[Dataset records]

<<<<

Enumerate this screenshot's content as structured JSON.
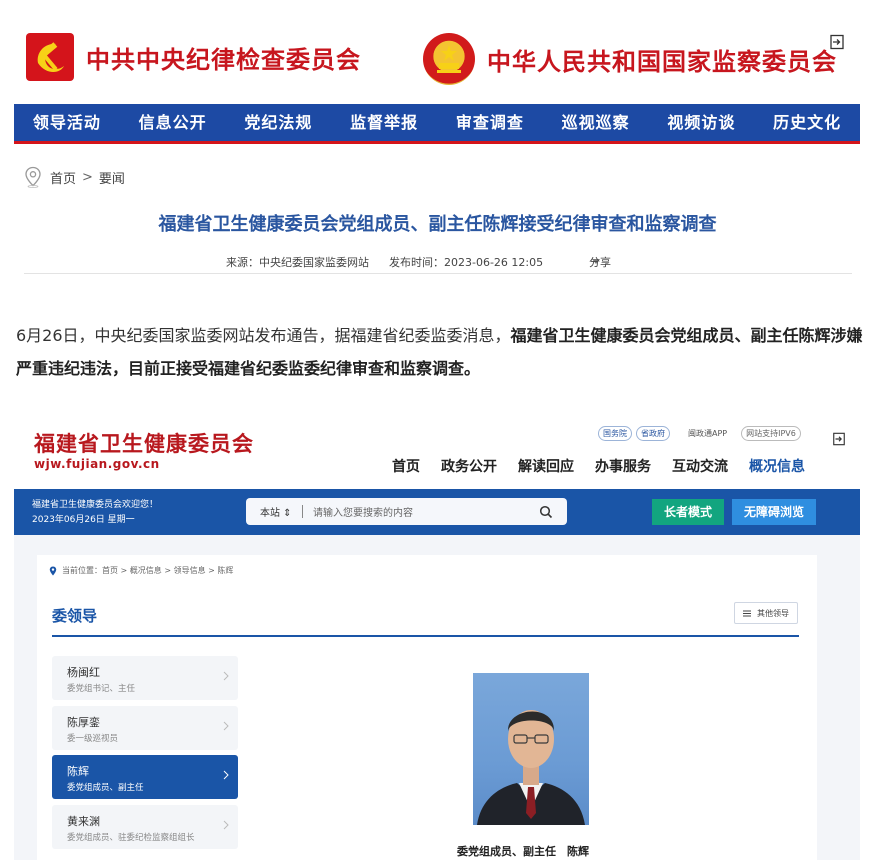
{
  "header": {
    "left_title": "中共中央纪律检查委员会",
    "right_title": "中华人民共和国国家监察委员会"
  },
  "nav": {
    "items": [
      "领导活动",
      "信息公开",
      "党纪法规",
      "监督举报",
      "审查调查",
      "巡视巡察",
      "视频访谈",
      "历史文化"
    ]
  },
  "breadcrumb": {
    "home": "首页",
    "separator": ">",
    "current": "要闻"
  },
  "article": {
    "title": "福建省卫生健康委员会党组成员、副主任陈辉接受纪律审查和监察调查",
    "source": "来源：中央纪委国家监委网站",
    "published": "发布时间：2023-06-26 12:05",
    "share": "分享",
    "paragraph_plain": "6月26日，中央纪委国家监委网站发布通告，据福建省纪委监委消息，",
    "paragraph_bold": "福建省卫生健康委员会党组成员、副主任陈辉涉嫌严重违纪违法，目前正接受福建省纪委监委纪律审查和监察调查。"
  },
  "screenshot": {
    "site_title": "福建省卫生健康委员会",
    "site_url": "wjw.fujian.gov.cn",
    "top_links": {
      "gov1": "国务院",
      "gov2": "省政府",
      "app": "闽政通APP",
      "ipv6": "网站支持IPV6"
    },
    "nav": [
      "首页",
      "政务公开",
      "解读回应",
      "办事服务",
      "互动交流",
      "概况信息"
    ],
    "welcome_line1": "福建省卫生健康委员会欢迎您！",
    "welcome_line2": "2023年06月26日 星期一",
    "search_scope": "本站 ⇕",
    "search_placeholder": "请输入您要搜索的内容",
    "elder_mode": "长者模式",
    "accessible": "无障碍浏览",
    "crumb": "当前位置：首页 > 概况信息 > 领导信息 > 陈辉",
    "section_title": "委领导",
    "other_leaders": "其他领导",
    "leaders": [
      {
        "name": "杨闽红",
        "role": "委党组书记、主任"
      },
      {
        "name": "陈厚銮",
        "role": "委一级巡视员"
      },
      {
        "name": "陈辉",
        "role": "委党组成员、副主任"
      },
      {
        "name": "黄来渊",
        "role": "委党组成员、驻委纪检监察组组长"
      }
    ],
    "caption": "委党组成员、副主任　陈辉"
  },
  "colors": {
    "ccdi_red": "#c7161e",
    "nav_blue": "#1d4aa4",
    "title_blue": "#2a56a0",
    "fujian_blue": "#1a55a7",
    "elder_green": "#12a57f",
    "access_blue": "#2f8ee0"
  },
  "icons": {
    "party_emblem": "hammer-sickle-icon",
    "national_emblem": "national-emblem-icon",
    "login": "login-icon",
    "location": "location-pin-icon",
    "search": "search-icon",
    "chevron": "chevron-right-icon",
    "menu": "list-icon"
  }
}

>>>>

Write out the full listing verbatim, excluding its pictures.

Enumerate this screenshot's content as structured JSON.
{
  "header": {
    "left_title": "中共中央纪律检查委员会",
    "right_title": "中华人民共和国国家监察委员会"
  },
  "nav": {
    "items": [
      "领导活动",
      "信息公开",
      "党纪法规",
      "监督举报",
      "审查调查",
      "巡视巡察",
      "视频访谈",
      "历史文化"
    ]
  },
  "breadcrumb": {
    "home": "首页",
    "separator": ">",
    "current": "要闻"
  },
  "article": {
    "title": "福建省卫生健康委员会党组成员、副主任陈辉接受纪律审查和监察调查",
    "source": "来源：中央纪委国家监委网站",
    "published": "发布时间：2023-06-26 12:05",
    "share": "分享",
    "paragraph_plain": "6月26日，中央纪委国家监委网站发布通告，据福建省纪委监委消息，",
    "paragraph_bold": "福建省卫生健康委员会党组成员、副主任陈辉涉嫌严重违纪违法，目前正接受福建省纪委监委纪律审查和监察调查。"
  },
  "screenshot": {
    "site_title": "福建省卫生健康委员会",
    "site_url": "wjw.fujian.gov.cn",
    "top_links": {
      "gov1": "国务院",
      "gov2": "省政府",
      "app": "闽政通APP",
      "ipv6": "网站支持IPV6"
    },
    "nav": [
      "首页",
      "政务公开",
      "解读回应",
      "办事服务",
      "互动交流",
      "概况信息"
    ],
    "welcome_line1": "福建省卫生健康委员会欢迎您！",
    "welcome_line2": "2023年06月26日 星期一",
    "search_scope": "本站 ⇕",
    "search_placeholder": "请输入您要搜索的内容",
    "elder_mode": "长者模式",
    "accessible": "无障碍浏览",
    "crumb": "当前位置：首页 > 概况信息 > 领导信息 > 陈辉",
    "section_title": "委领导",
    "other_leaders": "其他领导",
    "leaders": [
      {
        "name": "杨闽红",
        "role": "委党组书记、主任"
      },
      {
        "name": "陈厚銮",
        "role": "委一级巡视员"
      },
      {
        "name": "陈辉",
        "role": "委党组成员、副主任"
      },
      {
        "name": "黄来渊",
        "role": "委党组成员、驻委纪检监察组组长"
      }
    ],
    "caption": "委党组成员、副主任　陈辉"
  },
  "colors": {
    "ccdi_red": "#c7161e",
    "nav_blue": "#1d4aa4",
    "title_blue": "#2a56a0",
    "fujian_blue": "#1a55a7",
    "elder_green": "#12a57f",
    "access_blue": "#2f8ee0"
  },
  "icons": {
    "party_emblem": "hammer-sickle-icon",
    "national_emblem": "national-emblem-icon",
    "login": "login-icon",
    "location": "location-pin-icon",
    "search": "search-icon",
    "chevron": "chevron-right-icon",
    "menu": "list-icon"
  }
}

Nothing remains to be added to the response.